Requirement
Find the lines holding the word "Trang" and collect them.
## Start
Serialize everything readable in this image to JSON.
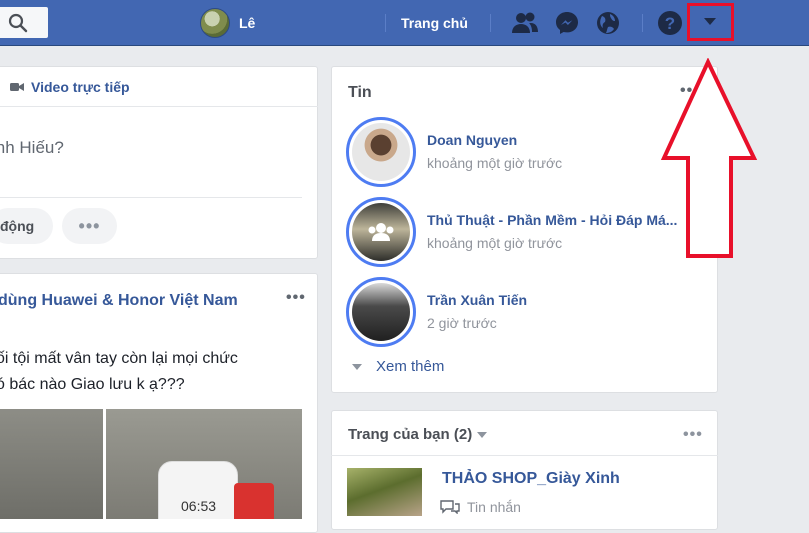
{
  "topbar": {
    "profile_name": "Lê",
    "home_label": "Trang chủ",
    "colors": {
      "bar": "#4267b2",
      "highlight_box": "#e8102a"
    },
    "icons": [
      "search-icon",
      "friend-requests-icon",
      "messenger-icon",
      "notifications-globe-icon",
      "help-icon",
      "dropdown-caret-icon"
    ]
  },
  "composer": {
    "live_video_label": "Video trực tiếp",
    "placeholder": "inh Hiếu?",
    "activity_label": "động",
    "more_label": "•••"
  },
  "post": {
    "group_name": "dùng Huawei & Honor Việt Nam",
    "more_label": "•••",
    "line1": "ối tội mất vân tay còn lại mọi chức",
    "line2": "ó bác nào Giao lưu k ạ???",
    "phone_time": "06:53"
  },
  "stories": {
    "title": "Tin",
    "more_label": "•••",
    "items": [
      {
        "name": "Doan Nguyen",
        "time": "khoảng một giờ trước"
      },
      {
        "name": "Thủ Thuật - Phần Mềm - Hỏi Đáp Má...",
        "time": "khoảng một giờ trước"
      },
      {
        "name": "Trần Xuân Tiến",
        "time": "2 giờ trước"
      }
    ],
    "see_more": "Xem thêm"
  },
  "pages": {
    "title": "Trang của bạn (2)",
    "more_label": "•••",
    "page_name": "THẢO SHOP_Giày Xinh",
    "messages_label": "Tin nhắn"
  }
}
## End
Answer
    "home_label": "Trang chủ",
    "title": "Trang của bạn (2)",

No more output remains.